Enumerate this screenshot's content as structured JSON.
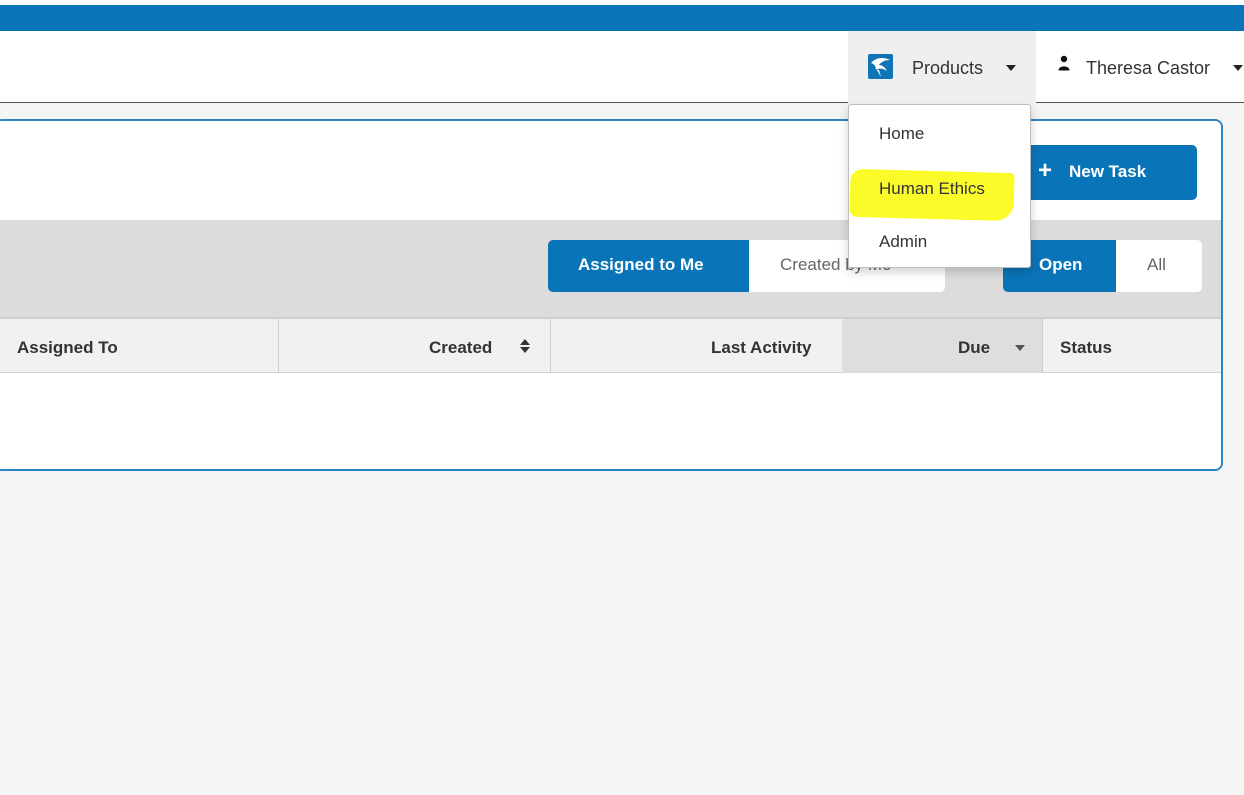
{
  "colors": {
    "brand_blue": "#0a74b8",
    "panel_border": "#2b84c4",
    "highlight_yellow": "#fbfb2a",
    "filter_bar_gray": "#dcdcdc"
  },
  "navbar": {
    "products": {
      "label": "Products",
      "icon": "app-logo-icon"
    },
    "user": {
      "name": "Theresa Castor",
      "icon": "user-icon"
    }
  },
  "products_menu": {
    "items": [
      {
        "label": "Home"
      },
      {
        "label": "Human Ethics",
        "highlighted": true
      },
      {
        "label": "Admin"
      }
    ]
  },
  "toolbar": {
    "new_task_label": "New Task"
  },
  "filters": {
    "scope": [
      {
        "label": "Assigned to Me",
        "active": true
      },
      {
        "label": "Created by Me",
        "active": false
      }
    ],
    "state": [
      {
        "label": "Open",
        "active": true
      },
      {
        "label": "All",
        "active": false
      }
    ]
  },
  "table": {
    "columns": [
      {
        "label": "Assigned To"
      },
      {
        "label": "Created"
      },
      {
        "label": "Last Activity"
      },
      {
        "label": "Due"
      },
      {
        "label": "Status"
      }
    ]
  }
}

§ The request: Every line should be retyped exactly, with the pictures omitted.

§ Solution:
Enumerate this screenshot's content as structured JSON.
{
  "colors": {
    "brand_blue": "#0a74b8",
    "panel_border": "#2b84c4",
    "highlight_yellow": "#fbfb2a",
    "filter_bar_gray": "#dcdcdc"
  },
  "navbar": {
    "products": {
      "label": "Products",
      "icon": "app-logo-icon"
    },
    "user": {
      "name": "Theresa Castor",
      "icon": "user-icon"
    }
  },
  "products_menu": {
    "items": [
      {
        "label": "Home"
      },
      {
        "label": "Human Ethics",
        "highlighted": true
      },
      {
        "label": "Admin"
      }
    ]
  },
  "toolbar": {
    "new_task_label": "New Task"
  },
  "filters": {
    "scope": [
      {
        "label": "Assigned to Me",
        "active": true
      },
      {
        "label": "Created by Me",
        "active": false
      }
    ],
    "state": [
      {
        "label": "Open",
        "active": true
      },
      {
        "label": "All",
        "active": false
      }
    ]
  },
  "table": {
    "columns": [
      {
        "label": "Assigned To"
      },
      {
        "label": "Created"
      },
      {
        "label": "Last Activity"
      },
      {
        "label": "Due"
      },
      {
        "label": "Status"
      }
    ]
  }
}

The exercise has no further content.